Dataset entries:

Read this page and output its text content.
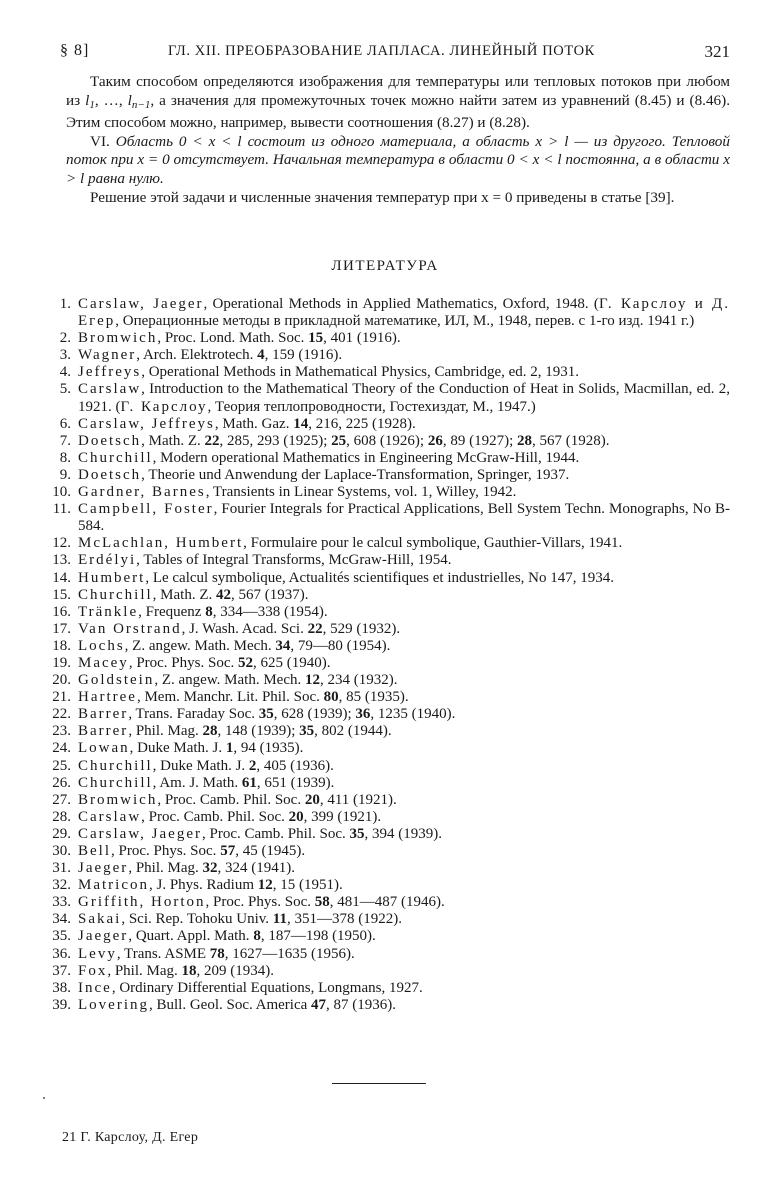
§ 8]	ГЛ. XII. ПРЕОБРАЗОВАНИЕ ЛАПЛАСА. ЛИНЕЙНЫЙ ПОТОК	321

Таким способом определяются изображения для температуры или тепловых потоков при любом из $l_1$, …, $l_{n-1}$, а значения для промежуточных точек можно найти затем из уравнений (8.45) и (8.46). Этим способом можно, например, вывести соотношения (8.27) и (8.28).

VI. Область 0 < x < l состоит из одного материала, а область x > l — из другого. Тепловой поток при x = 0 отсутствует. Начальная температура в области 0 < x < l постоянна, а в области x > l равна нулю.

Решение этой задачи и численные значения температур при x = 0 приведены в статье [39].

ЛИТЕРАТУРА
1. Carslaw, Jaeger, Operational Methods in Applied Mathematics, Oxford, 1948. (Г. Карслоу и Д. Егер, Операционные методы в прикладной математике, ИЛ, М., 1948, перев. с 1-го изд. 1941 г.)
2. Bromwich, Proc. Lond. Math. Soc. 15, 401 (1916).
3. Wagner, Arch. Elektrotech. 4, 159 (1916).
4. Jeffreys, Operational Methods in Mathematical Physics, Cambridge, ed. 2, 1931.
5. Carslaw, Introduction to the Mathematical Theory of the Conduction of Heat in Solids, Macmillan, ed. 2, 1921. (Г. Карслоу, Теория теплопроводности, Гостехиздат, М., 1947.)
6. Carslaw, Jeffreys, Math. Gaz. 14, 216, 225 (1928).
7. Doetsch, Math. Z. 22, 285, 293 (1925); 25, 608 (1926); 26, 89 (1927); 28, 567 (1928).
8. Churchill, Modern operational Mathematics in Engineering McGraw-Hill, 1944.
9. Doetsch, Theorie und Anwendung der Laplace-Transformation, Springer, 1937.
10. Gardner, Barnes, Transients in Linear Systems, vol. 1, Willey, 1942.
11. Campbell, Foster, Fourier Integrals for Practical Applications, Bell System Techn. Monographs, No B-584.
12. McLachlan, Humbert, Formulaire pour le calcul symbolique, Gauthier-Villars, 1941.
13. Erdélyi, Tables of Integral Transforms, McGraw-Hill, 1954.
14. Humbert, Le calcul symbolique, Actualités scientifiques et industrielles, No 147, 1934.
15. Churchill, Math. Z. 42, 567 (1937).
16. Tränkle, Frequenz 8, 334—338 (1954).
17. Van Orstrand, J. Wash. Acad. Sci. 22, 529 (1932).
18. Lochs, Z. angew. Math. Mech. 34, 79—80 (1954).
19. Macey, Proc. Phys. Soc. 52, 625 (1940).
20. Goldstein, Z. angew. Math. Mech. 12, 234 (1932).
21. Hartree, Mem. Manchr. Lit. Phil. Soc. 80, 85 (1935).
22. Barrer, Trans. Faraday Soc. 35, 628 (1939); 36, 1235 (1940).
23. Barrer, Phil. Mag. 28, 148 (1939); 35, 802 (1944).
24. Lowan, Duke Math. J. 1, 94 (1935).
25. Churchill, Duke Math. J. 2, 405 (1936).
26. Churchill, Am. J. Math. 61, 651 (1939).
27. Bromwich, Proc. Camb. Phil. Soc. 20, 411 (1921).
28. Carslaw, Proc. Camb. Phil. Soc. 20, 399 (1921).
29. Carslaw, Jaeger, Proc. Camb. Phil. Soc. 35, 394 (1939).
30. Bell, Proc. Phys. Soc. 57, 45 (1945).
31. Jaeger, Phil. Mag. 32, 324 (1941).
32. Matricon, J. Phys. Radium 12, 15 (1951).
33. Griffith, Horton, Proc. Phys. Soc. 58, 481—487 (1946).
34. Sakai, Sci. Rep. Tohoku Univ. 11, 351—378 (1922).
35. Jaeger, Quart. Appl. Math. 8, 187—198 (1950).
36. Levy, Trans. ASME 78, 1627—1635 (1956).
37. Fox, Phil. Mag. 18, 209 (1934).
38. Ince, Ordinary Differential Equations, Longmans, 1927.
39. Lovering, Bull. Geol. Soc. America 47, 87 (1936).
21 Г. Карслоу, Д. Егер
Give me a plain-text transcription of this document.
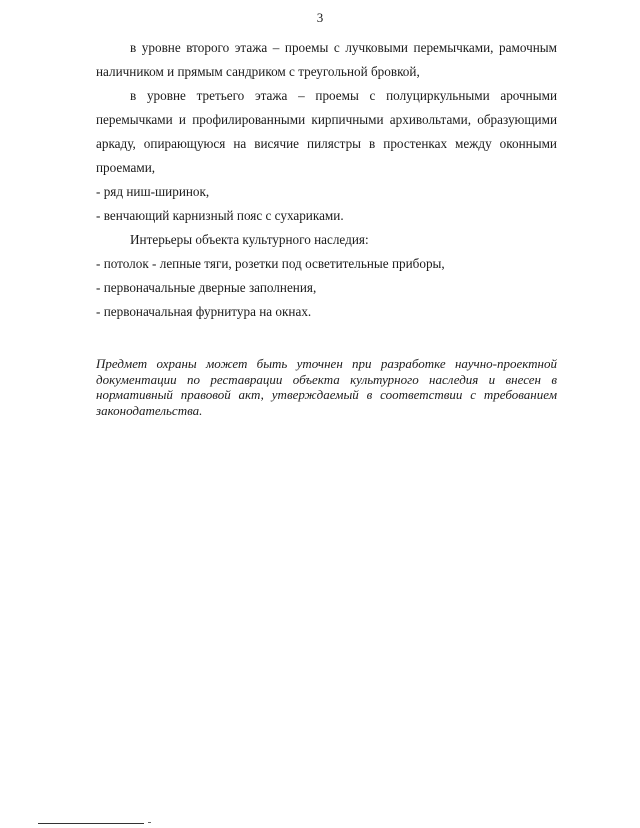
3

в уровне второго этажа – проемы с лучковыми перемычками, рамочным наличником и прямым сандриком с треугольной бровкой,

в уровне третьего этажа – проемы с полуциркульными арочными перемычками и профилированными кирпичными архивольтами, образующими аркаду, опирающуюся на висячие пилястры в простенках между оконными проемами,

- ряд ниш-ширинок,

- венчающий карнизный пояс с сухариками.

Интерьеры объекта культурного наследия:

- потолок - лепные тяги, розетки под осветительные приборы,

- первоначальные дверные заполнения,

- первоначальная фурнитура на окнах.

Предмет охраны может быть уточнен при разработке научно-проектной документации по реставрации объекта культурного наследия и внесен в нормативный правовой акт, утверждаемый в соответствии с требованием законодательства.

Exercise objective:
Write out all the entries exactly, except for the pictures.

Response:
Read this page and output its text content.
§ 8]	ГЛ. XII. ПРЕОБРАЗОВАНИЕ ЛАПЛАСА. ЛИНЕЙНЫЙ ПОТОК	321

Таким способом определяются изображения для температуры или тепловых потоков при любом из $l_1$, …, $l_{n-1}$, а значения для промежуточных точек можно найти затем из уравнений (8.45) и (8.46). Этим способом можно, например, вывести соотношения (8.27) и (8.28).

VI. Область 0 < x < l состоит из одного материала, а область x > l — из другого. Тепловой поток при x = 0 отсутствует. Начальная температура в области 0 < x < l постоянна, а в области x > l равна нулю.

Решение этой задачи и численные значения температур при x = 0 приведены в статье [39].

ЛИТЕРАТУРА
1. Carslaw, Jaeger, Operational Methods in Applied Mathematics, Oxford, 1948. (Г. Карслоу и Д. Егер, Операционные методы в прикладной математике, ИЛ, М., 1948, перев. с 1-го изд. 1941 г.)
2. Bromwich, Proc. Lond. Math. Soc. 15, 401 (1916).
3. Wagner, Arch. Elektrotech. 4, 159 (1916).
4. Jeffreys, Operational Methods in Mathematical Physics, Cambridge, ed. 2, 1931.
5. Carslaw, Introduction to the Mathematical Theory of the Conduction of Heat in Solids, Macmillan, ed. 2, 1921. (Г. Карслоу, Теория теплопроводности, Гостехиздат, М., 1947.)
6. Carslaw, Jeffreys, Math. Gaz. 14, 216, 225 (1928).
7. Doetsch, Math. Z. 22, 285, 293 (1925); 25, 608 (1926); 26, 89 (1927); 28, 567 (1928).
8. Churchill, Modern operational Mathematics in Engineering McGraw-Hill, 1944.
9. Doetsch, Theorie und Anwendung der Laplace-Transformation, Springer, 1937.
10. Gardner, Barnes, Transients in Linear Systems, vol. 1, Willey, 1942.
11. Campbell, Foster, Fourier Integrals for Practical Applications, Bell System Techn. Monographs, No B-584.
12. McLachlan, Humbert, Formulaire pour le calcul symbolique, Gauthier-Villars, 1941.
13. Erdélyi, Tables of Integral Transforms, McGraw-Hill, 1954.
14. Humbert, Le calcul symbolique, Actualités scientifiques et industrielles, No 147, 1934.
15. Churchill, Math. Z. 42, 567 (1937).
16. Tränkle, Frequenz 8, 334—338 (1954).
17. Van Orstrand, J. Wash. Acad. Sci. 22, 529 (1932).
18. Lochs, Z. angew. Math. Mech. 34, 79—80 (1954).
19. Macey, Proc. Phys. Soc. 52, 625 (1940).
20. Goldstein, Z. angew. Math. Mech. 12, 234 (1932).
21. Hartree, Mem. Manchr. Lit. Phil. Soc. 80, 85 (1935).
22. Barrer, Trans. Faraday Soc. 35, 628 (1939); 36, 1235 (1940).
23. Barrer, Phil. Mag. 28, 148 (1939); 35, 802 (1944).
24. Lowan, Duke Math. J. 1, 94 (1935).
25. Churchill, Duke Math. J. 2, 405 (1936).
26. Churchill, Am. J. Math. 61, 651 (1939).
27. Bromwich, Proc. Camb. Phil. Soc. 20, 411 (1921).
28. Carslaw, Proc. Camb. Phil. Soc. 20, 399 (1921).
29. Carslaw, Jaeger, Proc. Camb. Phil. Soc. 35, 394 (1939).
30. Bell, Proc. Phys. Soc. 57, 45 (1945).
31. Jaeger, Phil. Mag. 32, 324 (1941).
32. Matricon, J. Phys. Radium 12, 15 (1951).
33. Griffith, Horton, Proc. Phys. Soc. 58, 481—487 (1946).
34. Sakai, Sci. Rep. Tohoku Univ. 11, 351—378 (1922).
35. Jaeger, Quart. Appl. Math. 8, 187—198 (1950).
36. Levy, Trans. ASME 78, 1627—1635 (1956).
37. Fox, Phil. Mag. 18, 209 (1934).
38. Ince, Ordinary Differential Equations, Longmans, 1927.
39. Lovering, Bull. Geol. Soc. America 47, 87 (1936).
21 Г. Карслоу, Д. Егер
Give me a plain-text transcription of this document.
3

в уровне второго этажа – проемы с лучковыми перемычками, рамочным наличником и прямым сандриком с треугольной бровкой,

в уровне третьего этажа – проемы с полуциркульными арочными перемычками и профилированными кирпичными архивольтами, образующими аркаду, опирающуюся на висячие пилястры в простенках между оконными проемами,

- ряд ниш-ширинок,

- венчающий карнизный пояс с сухариками.

Интерьеры объекта культурного наследия:

- потолок - лепные тяги, розетки под осветительные приборы,

- первоначальные дверные заполнения,

- первоначальная фурнитура на окнах.

Предмет охраны может быть уточнен при разработке научно-проектной документации по реставрации объекта культурного наследия и внесен в нормативный правовой акт, утверждаемый в соответствии с требованием законодательства.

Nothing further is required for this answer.